Leave the pictures out and transcribe every record exactly.

> [Items]:
• • • • • • •

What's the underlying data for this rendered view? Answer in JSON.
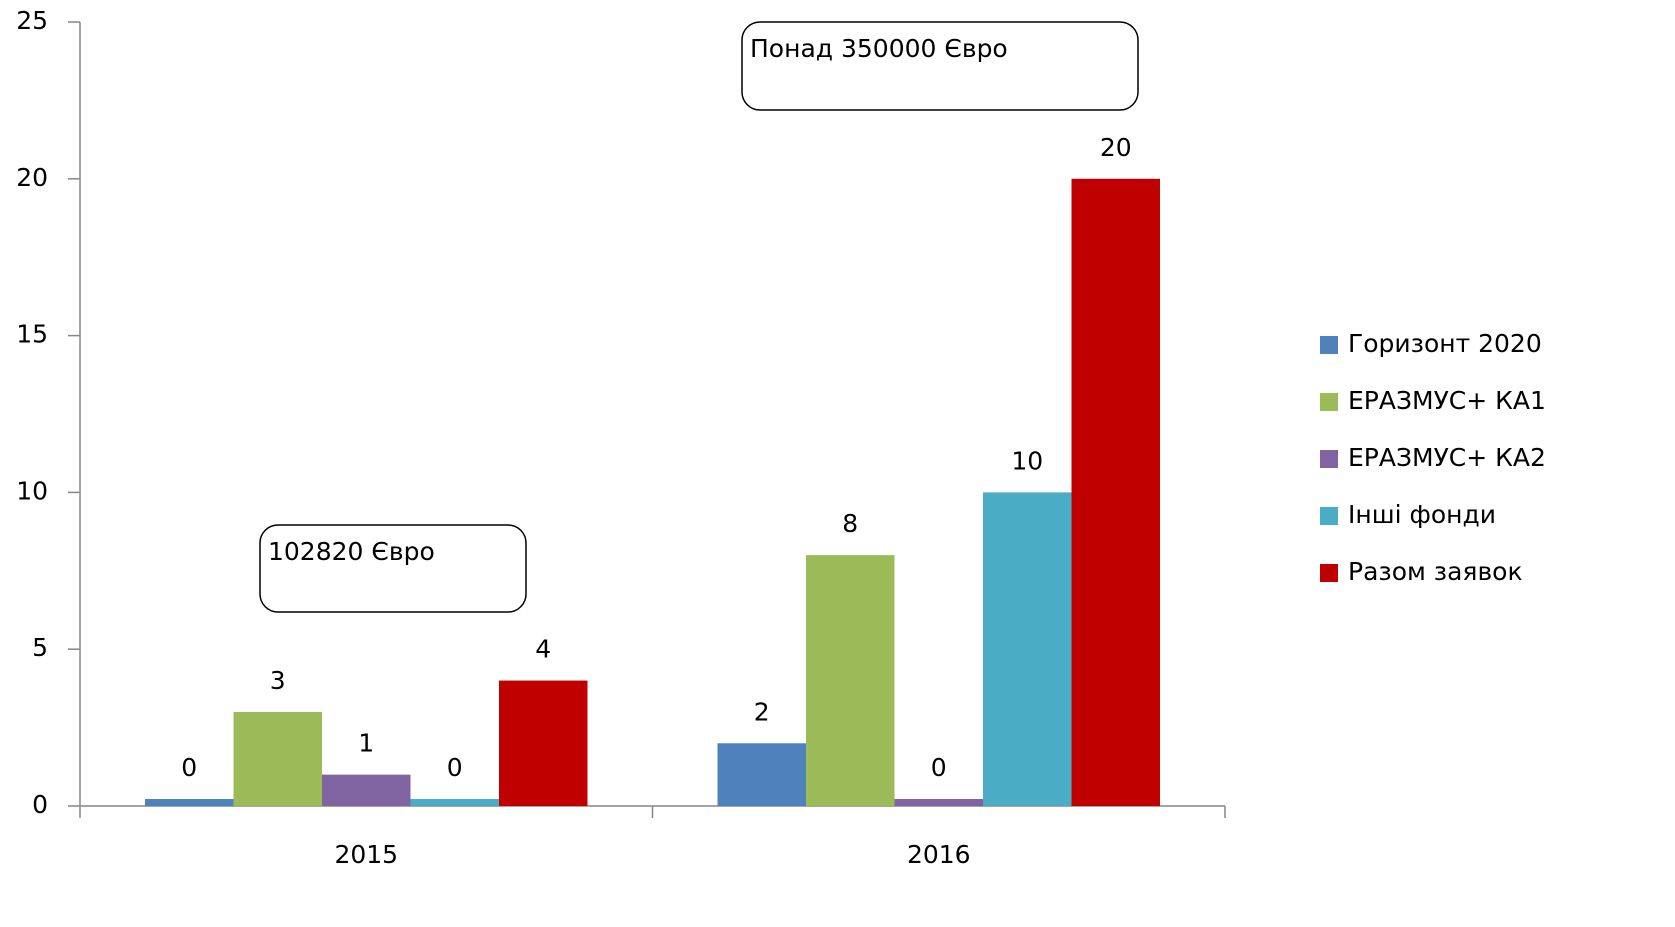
{
  "chart_data": {
    "type": "bar",
    "categories": [
      "2015",
      "2016"
    ],
    "series": [
      {
        "name": "Горизонт 2020",
        "color": "#4f81bd",
        "values": [
          0,
          2
        ]
      },
      {
        "name": "ЕРАЗМУС+ КА1",
        "color": "#9bbb59",
        "values": [
          3,
          8
        ]
      },
      {
        "name": "ЕРАЗМУС+ КА2",
        "color": "#8064a2",
        "values": [
          1,
          0
        ]
      },
      {
        "name": "Інші фонди",
        "color": "#4bacc6",
        "values": [
          0,
          10
        ]
      },
      {
        "name": "Разом заявок",
        "color": "#c00000",
        "values": [
          4,
          20
        ]
      }
    ],
    "annotations": [
      "102820 Євро",
      "Понад 350000 Євро"
    ],
    "ylim": [
      0,
      25
    ],
    "yticks": [
      0,
      5,
      10,
      15,
      20,
      25
    ],
    "legend": "right",
    "grid": false
  }
}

• • • • • • •

> [The result]:
What's the underlying data for this rendered view? Answer in JSON.
{
  "chart_data": {
    "type": "bar",
    "categories": [
      "2015",
      "2016"
    ],
    "series": [
      {
        "name": "Горизонт 2020",
        "color": "#4f81bd",
        "values": [
          0,
          2
        ]
      },
      {
        "name": "ЕРАЗМУС+ КА1",
        "color": "#9bbb59",
        "values": [
          3,
          8
        ]
      },
      {
        "name": "ЕРАЗМУС+ КА2",
        "color": "#8064a2",
        "values": [
          1,
          0
        ]
      },
      {
        "name": "Інші фонди",
        "color": "#4bacc6",
        "values": [
          0,
          10
        ]
      },
      {
        "name": "Разом заявок",
        "color": "#c00000",
        "values": [
          4,
          20
        ]
      }
    ],
    "annotations": [
      "102820 Євро",
      "Понад 350000 Євро"
    ],
    "ylim": [
      0,
      25
    ],
    "yticks": [
      0,
      5,
      10,
      15,
      20,
      25
    ],
    "legend": "right",
    "grid": false
  }
}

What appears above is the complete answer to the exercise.